» Texte fourni
►
Amitiés

J’ai longtemps cru que l’amitié, la vraie, quoique séparée par les ans ou les distances (ou les deux), n’en resterait pas moins l’amitié, la vraie. Quoiqu’il advienne, passant par-dessus tout, les luttes, les concurrences, l’ego, le vide même, tout quoi. Je tenais l’amitié en plus haute estime que l’amour.

Déchanté.

Il y a 3 ans déjà , lorsqu’une irrémédiable dispute nous avait séparé, mon ami Christophe Meyer et moi, autour d’un projet commun, la réalisation d’un film. Nous nous connaissions depuis un bail, rien à faire, depuis lors nous ne nous revoyons plus. Il m’accusait d’avoir pris inconsciemment trop de place dans son projet.

Ca fait partie du charme de ma naïveté. Sauf qu’elle n’est pas charmante, elle est tout au plus bourgeoise, ma naïveté.
◄
Poursuivez le texte sur l'amitié en reprenant juste après sa dernière phrase.

» Section des données
►
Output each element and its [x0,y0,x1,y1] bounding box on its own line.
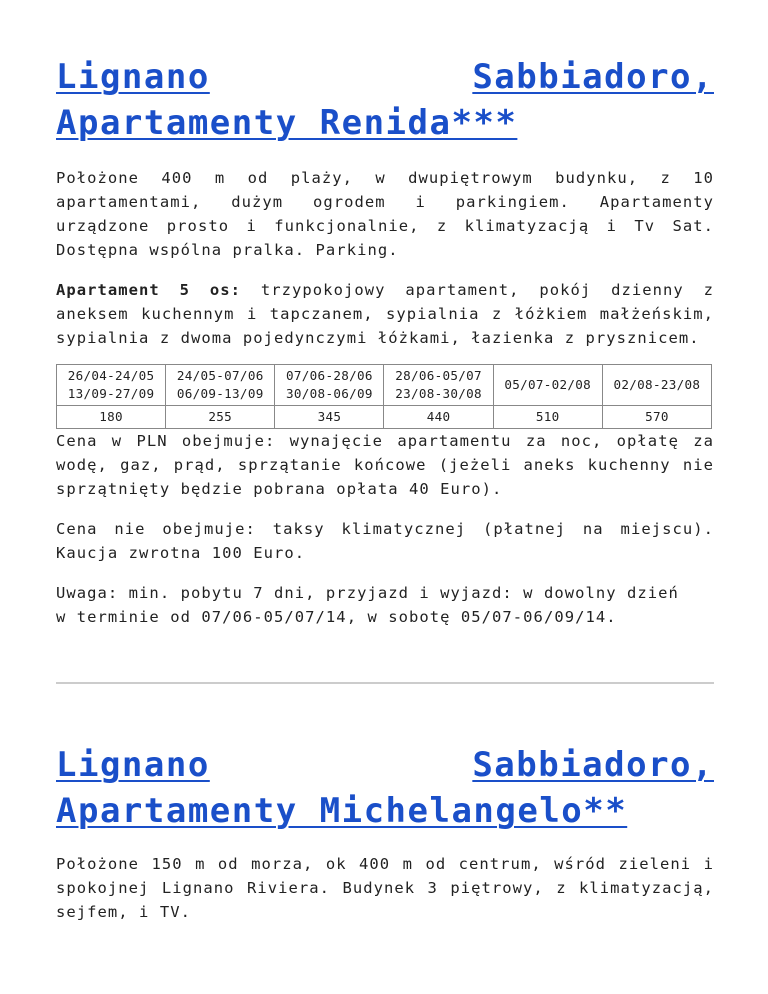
◄
» Résultat de l'exercice
Bourgeoise, voilà un terme que j’utilise à bon escient. Plus récemment, un ami de longue date, Théo Bondolfi, que je n’avais plus revu depuis 5 ans, nos histoires respectives étant simplement parties sur d’autres chemin, du moins est-ce ma perspective sur cette longue séparation, et bien cet “ami” m’a avoué que de son côté il ne souhaitait plus “entretenir” notre relation, car j’avais trop nui à l’épanouissement de ses projets professionnels… Mon petit plaisir individualiste et bourgeois, traduis-je de lui, ne correspond pas à son éthique de l’amitié.

Voilà , encore une fois ma naïveté tombe des nues. Je ne m’explique pas comment on peut être à un moment si proches, et à un autre moment, si lointains. L’amitié, pour durer, devrait toujours être teintée d’un rationnalisme froid que l’amour ne peut revendiquer. L’amitié, c’est de l’amour sans émotions. Ou du moins sans émotions débordantes, incontrôlables…

Oui j’y croyais, à ça. Mais non. Même au tréfond de la rationnalité se cache de l’émotion. Théo en est bien la preuve. La chute de l’amitié en est bien la preuve. Toute pensée, aussi rationnelle que celle-là même que j’évoque maintenant, est issue d’une émotion.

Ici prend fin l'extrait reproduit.